[Data tied to figure images]

-- Start --

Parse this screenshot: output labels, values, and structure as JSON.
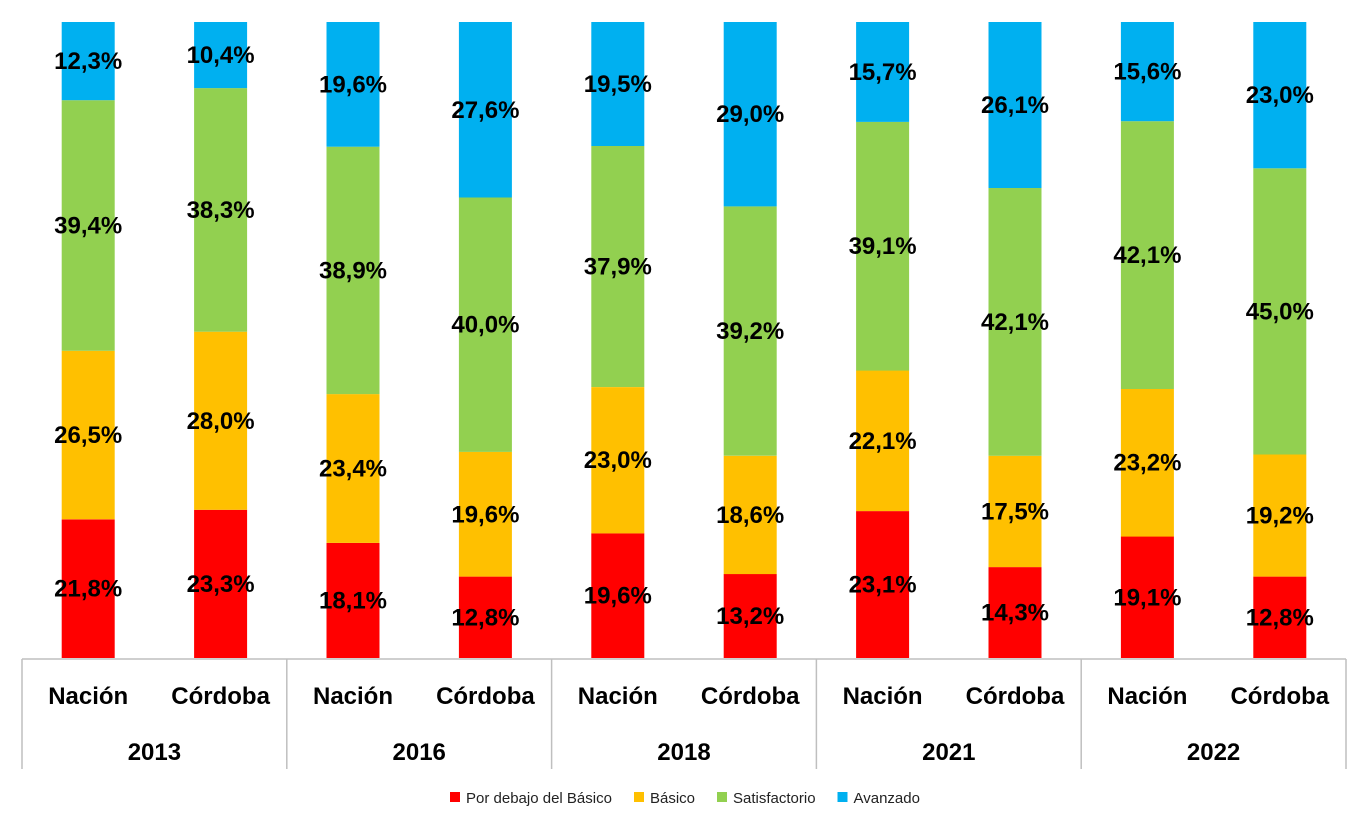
{
  "chart_data": {
    "type": "bar",
    "stacked": true,
    "normalized": true,
    "groups": [
      {
        "label": "2013",
        "categories": [
          "Nación",
          "Córdoba"
        ]
      },
      {
        "label": "2016",
        "categories": [
          "Nación",
          "Córdoba"
        ]
      },
      {
        "label": "2018",
        "categories": [
          "Nación",
          "Córdoba"
        ]
      },
      {
        "label": "2021",
        "categories": [
          "Nación",
          "Córdoba"
        ]
      },
      {
        "label": "2022",
        "categories": [
          "Nación",
          "Córdoba"
        ]
      }
    ],
    "categories": [
      "Nación",
      "Córdoba",
      "Nación",
      "Córdoba",
      "Nación",
      "Córdoba",
      "Nación",
      "Córdoba",
      "Nación",
      "Córdoba"
    ],
    "series": [
      {
        "name": "Por debajo del Básico",
        "color": "#ff0000",
        "values": [
          21.8,
          23.3,
          18.1,
          12.8,
          19.6,
          13.2,
          23.1,
          14.3,
          19.1,
          12.8
        ],
        "labels": [
          "21,8%",
          "23,3%",
          "18,1%",
          "12,8%",
          "19,6%",
          "13,2%",
          "23,1%",
          "14,3%",
          "19,1%",
          "12,8%"
        ]
      },
      {
        "name": "Básico",
        "color": "#ffc000",
        "values": [
          26.5,
          28.0,
          23.4,
          19.6,
          23.0,
          18.6,
          22.1,
          17.5,
          23.2,
          19.2
        ],
        "labels": [
          "26,5%",
          "28,0%",
          "23,4%",
          "19,6%",
          "23,0%",
          "18,6%",
          "22,1%",
          "17,5%",
          "23,2%",
          "19,2%"
        ]
      },
      {
        "name": "Satisfactorio",
        "color": "#92d050",
        "values": [
          39.4,
          38.3,
          38.9,
          40.0,
          37.9,
          39.2,
          39.1,
          42.1,
          42.1,
          45.0
        ],
        "labels": [
          "39,4%",
          "38,3%",
          "38,9%",
          "40,0%",
          "37,9%",
          "39,2%",
          "39,1%",
          "42,1%",
          "42,1%",
          "45,0%"
        ]
      },
      {
        "name": "Avanzado",
        "color": "#00b0f0",
        "values": [
          12.3,
          10.4,
          19.6,
          27.6,
          19.5,
          29.0,
          15.7,
          26.1,
          15.6,
          23.0
        ],
        "labels": [
          "12,3%",
          "10,4%",
          "19,6%",
          "27,6%",
          "19,5%",
          "29,0%",
          "15,7%",
          "26,1%",
          "15,6%",
          "23,0%"
        ]
      }
    ],
    "title": "",
    "xlabel": "",
    "ylabel": "",
    "ylim": [
      0,
      100
    ],
    "grid": false,
    "legend": "bottom"
  }
}
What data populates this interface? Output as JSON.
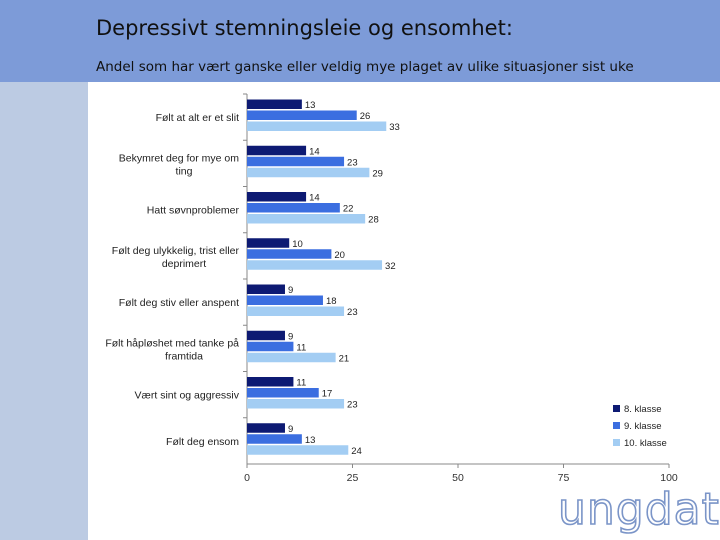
{
  "header": {
    "title": "Depressivt stemningsleie og ensomhet:",
    "subtitle": "Andel som har vært ganske eller veldig mye plaget av ulike situasjoner sist uke"
  },
  "logo": {
    "text": "ungdata"
  },
  "colors": {
    "header_bg": "#7d9bd8",
    "sidebar_bg": "#bccbe3",
    "series": [
      "#0d1a73",
      "#3b6ee0",
      "#a3cdf3"
    ]
  },
  "chart_data": {
    "type": "bar",
    "orientation": "horizontal",
    "categories": [
      [
        "Følt at alt er et slit"
      ],
      [
        "Bekymret deg for mye om",
        "ting"
      ],
      [
        "Hatt søvnproblemer"
      ],
      [
        "Følt deg ulykkelig, trist eller",
        "deprimert"
      ],
      [
        "Følt deg stiv eller anspent"
      ],
      [
        "Følt håpløshet med tanke på",
        "framtida"
      ],
      [
        "Vært sint og aggressiv"
      ],
      [
        "Følt deg ensom"
      ]
    ],
    "series": [
      {
        "name": "8. klasse",
        "values": [
          13,
          14,
          14,
          10,
          9,
          9,
          11,
          9
        ]
      },
      {
        "name": "9. klasse",
        "values": [
          26,
          23,
          22,
          20,
          18,
          11,
          17,
          13
        ]
      },
      {
        "name": "10. klasse",
        "values": [
          33,
          29,
          28,
          32,
          23,
          21,
          23,
          24
        ]
      }
    ],
    "xlim": [
      0,
      100
    ],
    "xticks": [
      0,
      25,
      50,
      75,
      100
    ],
    "legend_position": "bottom-right"
  }
}
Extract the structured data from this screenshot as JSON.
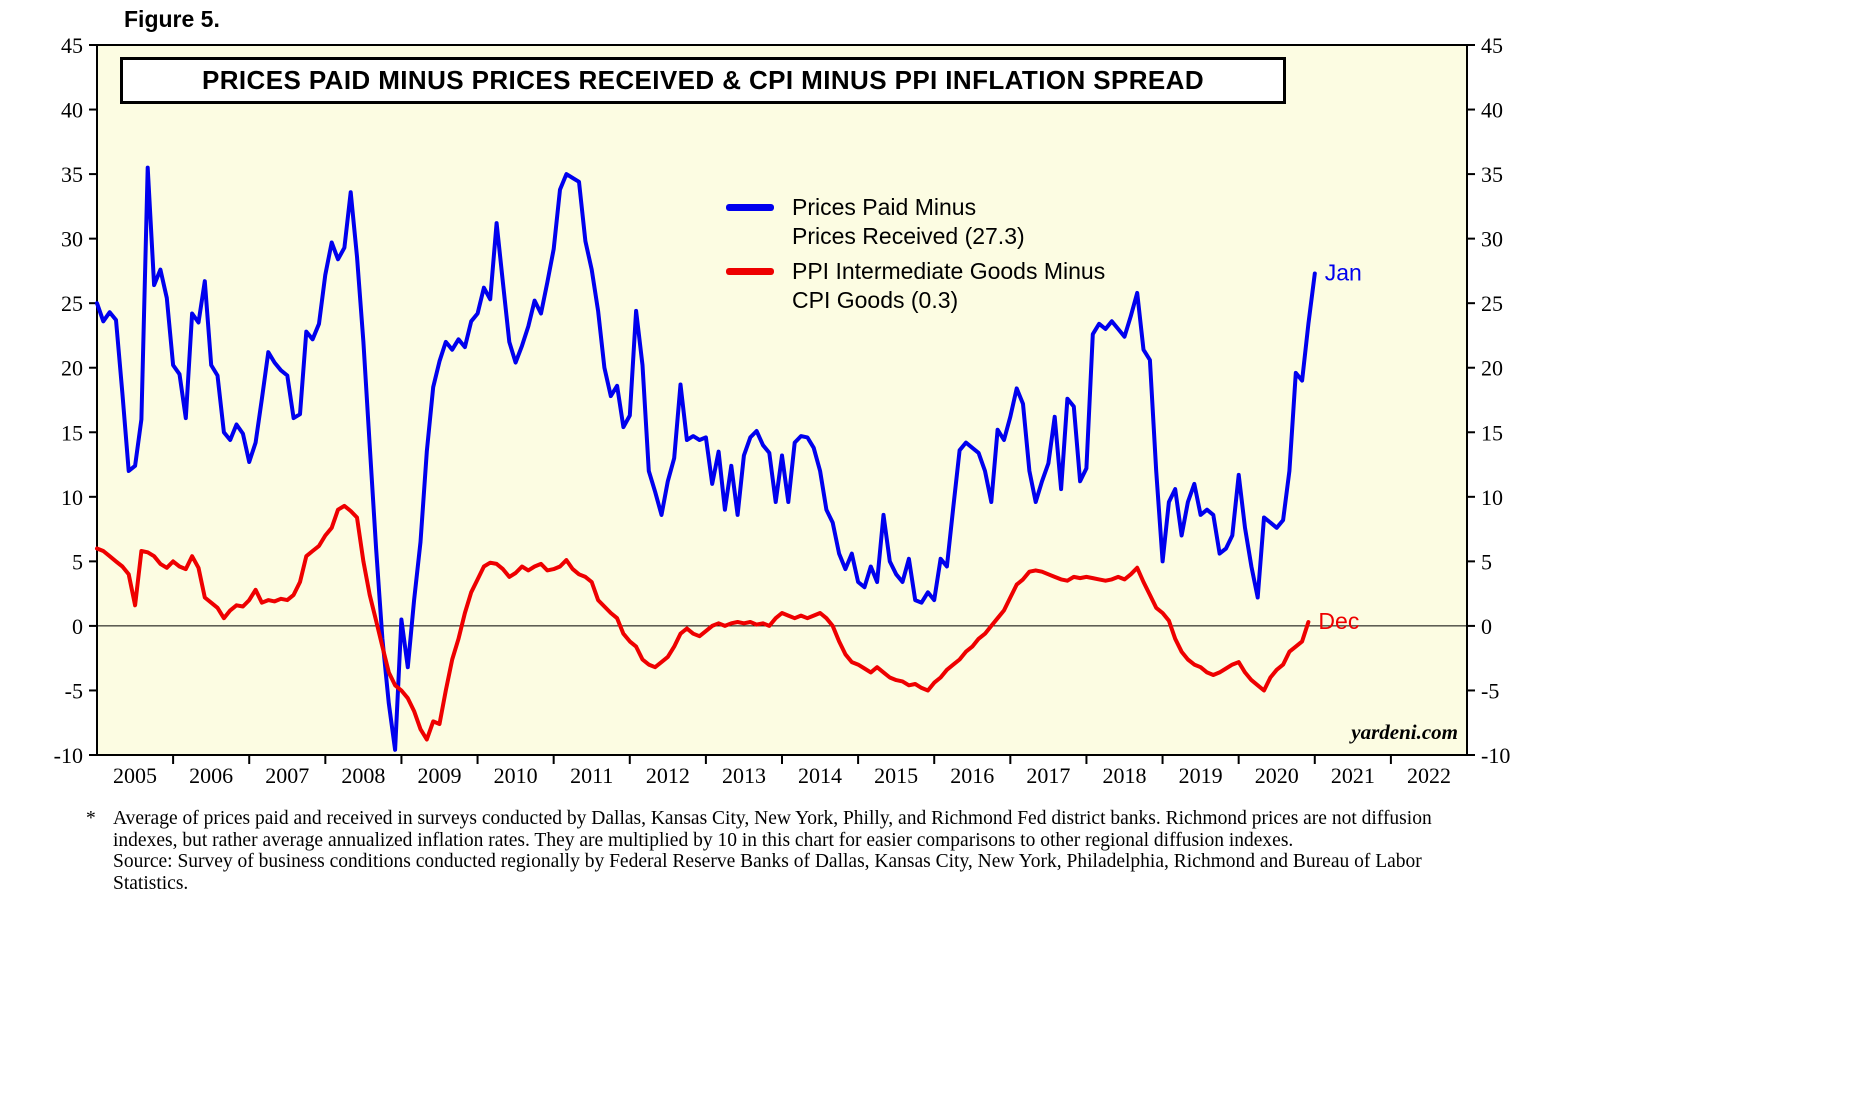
{
  "figure_label": "Figure 5.",
  "header": {
    "title": "PRICES PAID MINUS PRICES RECEIVED & CPI MINUS PPI INFLATION SPREAD"
  },
  "legend": {
    "items": [
      {
        "label_line1": "Prices Paid Minus",
        "label_line2": "Prices Received (27.3)",
        "color": "#0000EE"
      },
      {
        "label_line1": "PPI Intermediate Goods Minus",
        "label_line2": "CPI Goods (0.3)",
        "color": "#EE0000"
      }
    ]
  },
  "watermark": "yardeni.com",
  "footnote": {
    "marker": "*",
    "text": "Average of prices paid and received in surveys conducted by Dallas, Kansas City, New York, Philly, and Richmond Fed district banks. Richmond prices are not diffusion indexes, but rather average annualized inflation rates. They are multiplied by 10 in this chart for easier comparisons to other regional diffusion indexes.",
    "source": "Source: Survey of business conditions conducted regionally by Federal Reserve Banks of Dallas, Kansas City, New York, Philadelphia, Richmond and Bureau of Labor Statistics."
  },
  "chart_data": {
    "type": "line",
    "title": "PRICES PAID MINUS PRICES RECEIVED & CPI MINUS PPI INFLATION SPREAD",
    "xlabel": "",
    "ylabel": "",
    "ylim": [
      -10,
      45
    ],
    "ytick_step": 5,
    "xlim": [
      2005,
      2023
    ],
    "x_unit": "year",
    "x_tick_labels": [
      "2005",
      "2006",
      "2007",
      "2008",
      "2009",
      "2010",
      "2011",
      "2012",
      "2013",
      "2014",
      "2015",
      "2016",
      "2017",
      "2018",
      "2019",
      "2020",
      "2021",
      "2022"
    ],
    "grid": false,
    "zero_line": true,
    "legend_position": "inside-top-center-right",
    "plot_bg": "#FCFCE2",
    "series": [
      {
        "id": "prices-paid-minus-received",
        "name": "Prices Paid Minus Prices Received",
        "color": "#0000EE",
        "x_start": 2005.0,
        "interval": "monthly",
        "end_label": "Jan",
        "last_value": 27.3,
        "values": [
          25.0,
          23.6,
          24.3,
          23.7,
          18.0,
          12.0,
          12.4,
          16.0,
          35.5,
          26.4,
          27.6,
          25.4,
          20.2,
          19.5,
          16.1,
          24.2,
          23.5,
          26.7,
          20.2,
          19.4,
          15.0,
          14.4,
          15.6,
          14.9,
          12.7,
          14.2,
          17.6,
          21.2,
          20.4,
          19.8,
          19.4,
          16.1,
          16.4,
          22.8,
          22.2,
          23.4,
          27.2,
          29.7,
          28.4,
          29.3,
          33.6,
          28.6,
          22.0,
          14.0,
          6.0,
          -1.0,
          -6.0,
          -9.6,
          0.5,
          -3.2,
          2.0,
          6.5,
          13.5,
          18.5,
          20.5,
          22.0,
          21.4,
          22.2,
          21.6,
          23.6,
          24.2,
          26.2,
          25.3,
          31.2,
          26.6,
          22.0,
          20.4,
          21.7,
          23.2,
          25.2,
          24.2,
          26.6,
          29.2,
          33.8,
          35.0,
          34.7,
          34.4,
          29.8,
          27.6,
          24.4,
          20.0,
          17.8,
          18.6,
          15.4,
          16.3,
          24.4,
          20.2,
          12.0,
          10.4,
          8.6,
          11.2,
          13.0,
          18.7,
          14.4,
          14.7,
          14.4,
          14.6,
          11.0,
          13.5,
          9.0,
          12.4,
          8.6,
          13.2,
          14.6,
          15.1,
          14.0,
          13.4,
          9.6,
          13.2,
          9.6,
          14.2,
          14.7,
          14.6,
          13.8,
          12.0,
          9.0,
          8.0,
          5.6,
          4.4,
          5.6,
          3.4,
          3.0,
          4.6,
          3.4,
          8.6,
          5.0,
          4.0,
          3.4,
          5.2,
          2.0,
          1.8,
          2.6,
          2.0,
          5.2,
          4.6,
          9.2,
          13.6,
          14.2,
          13.8,
          13.4,
          12.0,
          9.6,
          15.2,
          14.4,
          16.2,
          18.4,
          17.2,
          12.0,
          9.6,
          11.2,
          12.6,
          16.2,
          10.6,
          17.6,
          17.0,
          11.2,
          12.2,
          22.6,
          23.4,
          23.0,
          23.6,
          23.0,
          22.4,
          24.0,
          25.8,
          21.4,
          20.6,
          12.0,
          5.0,
          9.6,
          10.6,
          7.0,
          9.6,
          11.0,
          8.6,
          9.0,
          8.6,
          5.6,
          6.0,
          7.0,
          11.7,
          7.6,
          4.6,
          2.2,
          8.4,
          8.0,
          7.6,
          8.2,
          12.0,
          19.6,
          19.0,
          23.4,
          27.3
        ]
      },
      {
        "id": "ppi-intermediate-minus-cpi",
        "name": "PPI Intermediate Goods Minus CPI Goods",
        "color": "#EE0000",
        "x_start": 2005.0,
        "interval": "monthly",
        "end_label": "Dec",
        "last_value": 0.3,
        "values": [
          6.0,
          5.8,
          5.4,
          5.0,
          4.6,
          4.0,
          1.6,
          5.8,
          5.7,
          5.4,
          4.8,
          4.5,
          5.0,
          4.6,
          4.4,
          5.4,
          4.5,
          2.2,
          1.8,
          1.4,
          0.6,
          1.2,
          1.6,
          1.5,
          2.0,
          2.8,
          1.8,
          2.0,
          1.9,
          2.1,
          2.0,
          2.4,
          3.4,
          5.4,
          5.8,
          6.2,
          7.0,
          7.6,
          9.0,
          9.3,
          8.9,
          8.4,
          5.0,
          2.4,
          0.4,
          -1.6,
          -3.6,
          -4.6,
          -5.0,
          -5.6,
          -6.6,
          -8.0,
          -8.8,
          -7.4,
          -7.6,
          -5.0,
          -2.6,
          -1.0,
          1.0,
          2.6,
          3.6,
          4.6,
          4.9,
          4.8,
          4.4,
          3.8,
          4.1,
          4.6,
          4.3,
          4.6,
          4.8,
          4.3,
          4.4,
          4.6,
          5.1,
          4.4,
          4.0,
          3.8,
          3.4,
          2.0,
          1.5,
          1.0,
          0.6,
          -0.6,
          -1.2,
          -1.6,
          -2.6,
          -3.0,
          -3.2,
          -2.8,
          -2.4,
          -1.6,
          -0.6,
          -0.2,
          -0.6,
          -0.8,
          -0.4,
          0.0,
          0.2,
          0.0,
          0.2,
          0.3,
          0.2,
          0.3,
          0.1,
          0.2,
          0.0,
          0.6,
          1.0,
          0.8,
          0.6,
          0.8,
          0.6,
          0.8,
          1.0,
          0.6,
          0.0,
          -1.2,
          -2.2,
          -2.8,
          -3.0,
          -3.3,
          -3.6,
          -3.2,
          -3.6,
          -4.0,
          -4.2,
          -4.3,
          -4.6,
          -4.5,
          -4.8,
          -5.0,
          -4.4,
          -4.0,
          -3.4,
          -3.0,
          -2.6,
          -2.0,
          -1.6,
          -1.0,
          -0.6,
          0.0,
          0.6,
          1.2,
          2.2,
          3.2,
          3.6,
          4.2,
          4.3,
          4.2,
          4.0,
          3.8,
          3.6,
          3.5,
          3.8,
          3.7,
          3.8,
          3.7,
          3.6,
          3.5,
          3.6,
          3.8,
          3.6,
          4.0,
          4.5,
          3.4,
          2.4,
          1.4,
          1.0,
          0.4,
          -1.0,
          -2.0,
          -2.6,
          -3.0,
          -3.2,
          -3.6,
          -3.8,
          -3.6,
          -3.3,
          -3.0,
          -2.8,
          -3.6,
          -4.2,
          -4.6,
          -5.0,
          -4.0,
          -3.4,
          -3.0,
          -2.0,
          -1.6,
          -1.2,
          0.3
        ]
      }
    ]
  }
}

-- End --

Report how many lines in these entries contain "City". Answer with the number only.

2